Copy nothing but the text: reproduce each line of the listing exactly and leave the pictures out.
##########
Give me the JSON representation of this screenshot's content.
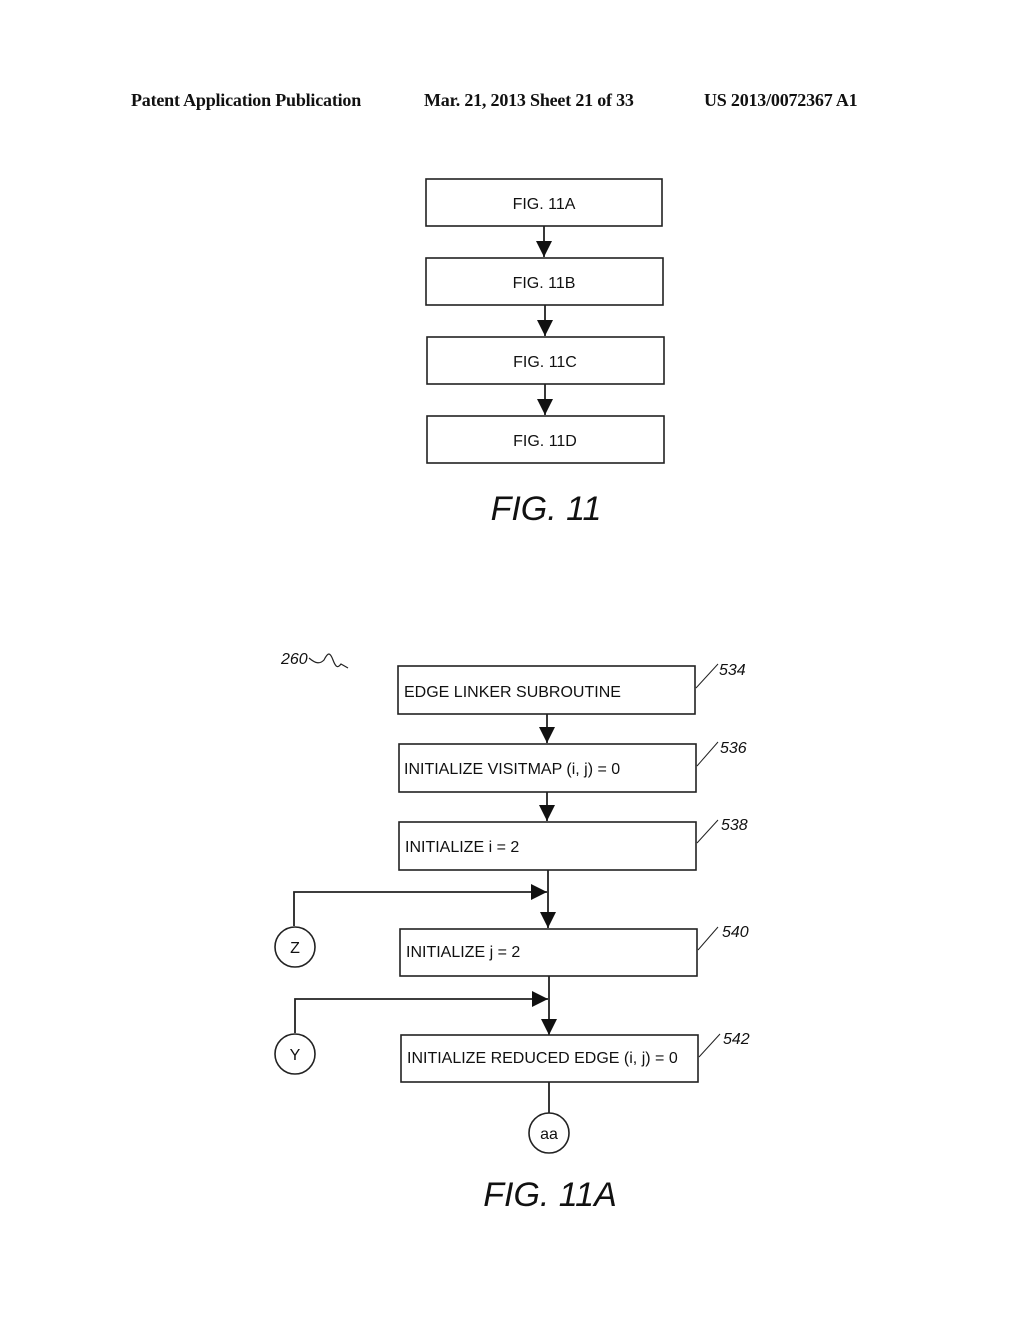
{
  "header": {
    "publication": "Patent Application Publication",
    "date_sheet": "Mar. 21, 2013  Sheet 21 of 33",
    "number": "US 2013/0072367 A1"
  },
  "fig11": {
    "boxes": [
      "FIG. 11A",
      "FIG. 11B",
      "FIG. 11C",
      "FIG. 11D"
    ],
    "caption": "FIG. 11"
  },
  "fig11a": {
    "ref_label": "260",
    "steps": [
      {
        "text": "EDGE LINKER SUBROUTINE",
        "ref": "534"
      },
      {
        "text": "INITIALIZE VISITMAP (i, j) = 0",
        "ref": "536"
      },
      {
        "text": "INITIALIZE i = 2",
        "ref": "538"
      },
      {
        "text": "INITIALIZE j = 2",
        "ref": "540"
      },
      {
        "text": "INITIALIZE REDUCED EDGE (i, j) = 0",
        "ref": "542"
      }
    ],
    "connectors": {
      "z": "Z",
      "y": "Y",
      "aa": "aa"
    },
    "caption": "FIG. 11A"
  }
}
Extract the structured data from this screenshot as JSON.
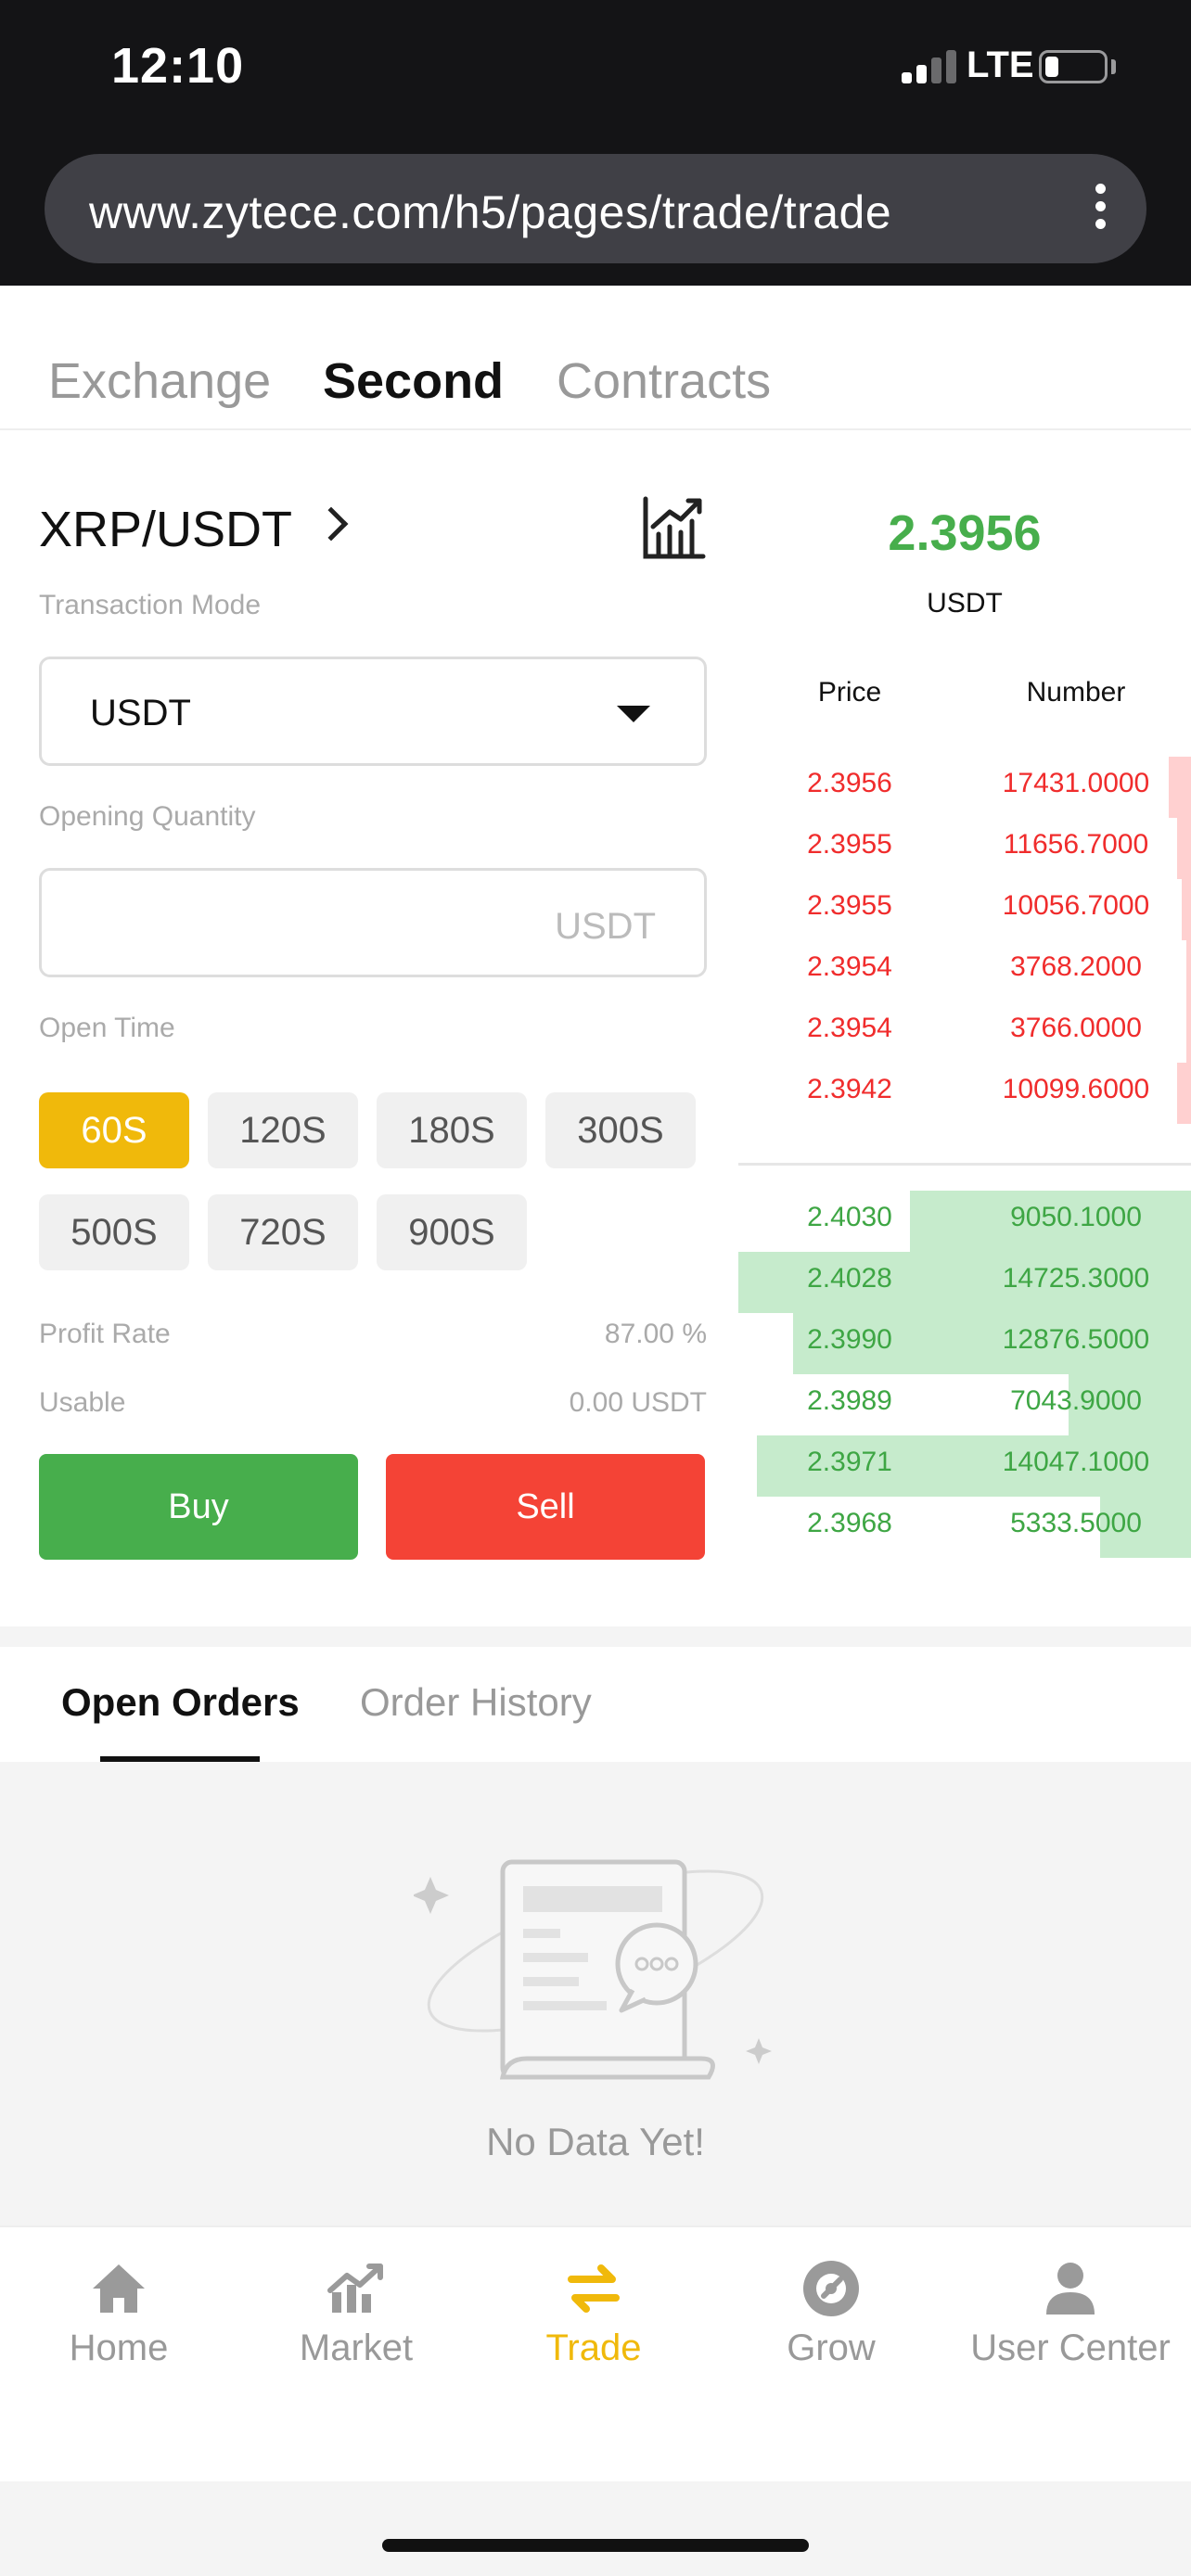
{
  "status_bar": {
    "time": "12:10",
    "network": "LTE"
  },
  "browser": {
    "url": "www.zytece.com/h5/pages/trade/trade"
  },
  "mode_tabs": [
    {
      "label": "Exchange",
      "active": false
    },
    {
      "label": "Second",
      "active": true
    },
    {
      "label": "Contracts",
      "active": false
    }
  ],
  "trade": {
    "pair": "XRP/USDT",
    "transaction_mode_label": "Transaction Mode",
    "transaction_mode_value": "USDT",
    "opening_quantity_label": "Opening Quantity",
    "opening_quantity_unit": "USDT",
    "open_time_label": "Open Time",
    "time_options": [
      "60S",
      "120S",
      "180S",
      "300S",
      "500S",
      "720S",
      "900S"
    ],
    "selected_time": "60S",
    "profit_rate_label": "Profit Rate",
    "profit_rate_value": "87.00 %",
    "usable_label": "Usable",
    "usable_value": "0.00 USDT",
    "buy_label": "Buy",
    "sell_label": "Sell"
  },
  "order_book": {
    "last_price": "2.3956",
    "unit": "USDT",
    "price_header": "Price",
    "number_header": "Number",
    "asks": [
      {
        "price": "2.3956",
        "number": "17431.0000",
        "depth": 0.05
      },
      {
        "price": "2.3955",
        "number": "11656.7000",
        "depth": 0.03
      },
      {
        "price": "2.3955",
        "number": "10056.7000",
        "depth": 0.02
      },
      {
        "price": "2.3954",
        "number": "3768.2000",
        "depth": 0.01
      },
      {
        "price": "2.3954",
        "number": "3766.0000",
        "depth": 0.01
      },
      {
        "price": "2.3942",
        "number": "10099.6000",
        "depth": 0.03
      }
    ],
    "bids": [
      {
        "price": "2.4030",
        "number": "9050.1000",
        "depth": 0.62
      },
      {
        "price": "2.4028",
        "number": "14725.3000",
        "depth": 1.0
      },
      {
        "price": "2.3990",
        "number": "12876.5000",
        "depth": 0.88
      },
      {
        "price": "2.3989",
        "number": "7043.9000",
        "depth": 0.27
      },
      {
        "price": "2.3971",
        "number": "14047.1000",
        "depth": 0.96
      },
      {
        "price": "2.3968",
        "number": "5333.5000",
        "depth": 0.2
      }
    ],
    "ask_color": "#f02c2c",
    "bid_color": "#3ea644"
  },
  "orders": {
    "tabs": [
      {
        "label": "Open Orders",
        "active": true
      },
      {
        "label": "Order History",
        "active": false
      }
    ],
    "empty_text": "No Data Yet!"
  },
  "bottom_nav": [
    {
      "label": "Home",
      "icon": "home-icon",
      "active": false
    },
    {
      "label": "Market",
      "icon": "market-chart-icon",
      "active": false
    },
    {
      "label": "Trade",
      "icon": "trade-swap-icon",
      "active": true
    },
    {
      "label": "Grow",
      "icon": "grow-icon",
      "active": false
    },
    {
      "label": "User Center",
      "icon": "user-icon",
      "active": false
    }
  ],
  "colors": {
    "accent": "#f0b90b",
    "buy": "#47ae4c",
    "sell": "#f44336"
  }
}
##########
- _Result for this exercise_:
Give me the JSON representation of this screenshot's content.
{
  "header": {
    "publication": "Patent Application Publication",
    "date_sheet": "Mar. 21, 2013  Sheet 21 of 33",
    "number": "US 2013/0072367 A1"
  },
  "fig11": {
    "boxes": [
      "FIG. 11A",
      "FIG. 11B",
      "FIG. 11C",
      "FIG. 11D"
    ],
    "caption": "FIG. 11"
  },
  "fig11a": {
    "ref_label": "260",
    "steps": [
      {
        "text": "EDGE LINKER SUBROUTINE",
        "ref": "534"
      },
      {
        "text": "INITIALIZE VISITMAP (i, j) = 0",
        "ref": "536"
      },
      {
        "text": "INITIALIZE i = 2",
        "ref": "538"
      },
      {
        "text": "INITIALIZE j = 2",
        "ref": "540"
      },
      {
        "text": "INITIALIZE REDUCED EDGE (i, j) = 0",
        "ref": "542"
      }
    ],
    "connectors": {
      "z": "Z",
      "y": "Y",
      "aa": "aa"
    },
    "caption": "FIG. 11A"
  }
}
Extract the structured data from this screenshot as JSON.
{
  "status_bar": {
    "time": "12:10",
    "network": "LTE"
  },
  "browser": {
    "url": "www.zytece.com/h5/pages/trade/trade"
  },
  "mode_tabs": [
    {
      "label": "Exchange",
      "active": false
    },
    {
      "label": "Second",
      "active": true
    },
    {
      "label": "Contracts",
      "active": false
    }
  ],
  "trade": {
    "pair": "XRP/USDT",
    "transaction_mode_label": "Transaction Mode",
    "transaction_mode_value": "USDT",
    "opening_quantity_label": "Opening Quantity",
    "opening_quantity_unit": "USDT",
    "open_time_label": "Open Time",
    "time_options": [
      "60S",
      "120S",
      "180S",
      "300S",
      "500S",
      "720S",
      "900S"
    ],
    "selected_time": "60S",
    "profit_rate_label": "Profit Rate",
    "profit_rate_value": "87.00 %",
    "usable_label": "Usable",
    "usable_value": "0.00 USDT",
    "buy_label": "Buy",
    "sell_label": "Sell"
  },
  "order_book": {
    "last_price": "2.3956",
    "unit": "USDT",
    "price_header": "Price",
    "number_header": "Number",
    "asks": [
      {
        "price": "2.3956",
        "number": "17431.0000",
        "depth": 0.05
      },
      {
        "price": "2.3955",
        "number": "11656.7000",
        "depth": 0.03
      },
      {
        "price": "2.3955",
        "number": "10056.7000",
        "depth": 0.02
      },
      {
        "price": "2.3954",
        "number": "3768.2000",
        "depth": 0.01
      },
      {
        "price": "2.3954",
        "number": "3766.0000",
        "depth": 0.01
      },
      {
        "price": "2.3942",
        "number": "10099.6000",
        "depth": 0.03
      }
    ],
    "bids": [
      {
        "price": "2.4030",
        "number": "9050.1000",
        "depth": 0.62
      },
      {
        "price": "2.4028",
        "number": "14725.3000",
        "depth": 1.0
      },
      {
        "price": "2.3990",
        "number": "12876.5000",
        "depth": 0.88
      },
      {
        "price": "2.3989",
        "number": "7043.9000",
        "depth": 0.27
      },
      {
        "price": "2.3971",
        "number": "14047.1000",
        "depth": 0.96
      },
      {
        "price": "2.3968",
        "number": "5333.5000",
        "depth": 0.2
      }
    ],
    "ask_color": "#f02c2c",
    "bid_color": "#3ea644"
  },
  "orders": {
    "tabs": [
      {
        "label": "Open Orders",
        "active": true
      },
      {
        "label": "Order History",
        "active": false
      }
    ],
    "empty_text": "No Data Yet!"
  },
  "bottom_nav": [
    {
      "label": "Home",
      "icon": "home-icon",
      "active": false
    },
    {
      "label": "Market",
      "icon": "market-chart-icon",
      "active": false
    },
    {
      "label": "Trade",
      "icon": "trade-swap-icon",
      "active": true
    },
    {
      "label": "Grow",
      "icon": "grow-icon",
      "active": false
    },
    {
      "label": "User Center",
      "icon": "user-icon",
      "active": false
    }
  ],
  "colors": {
    "accent": "#f0b90b",
    "buy": "#47ae4c",
    "sell": "#f44336"
  }
}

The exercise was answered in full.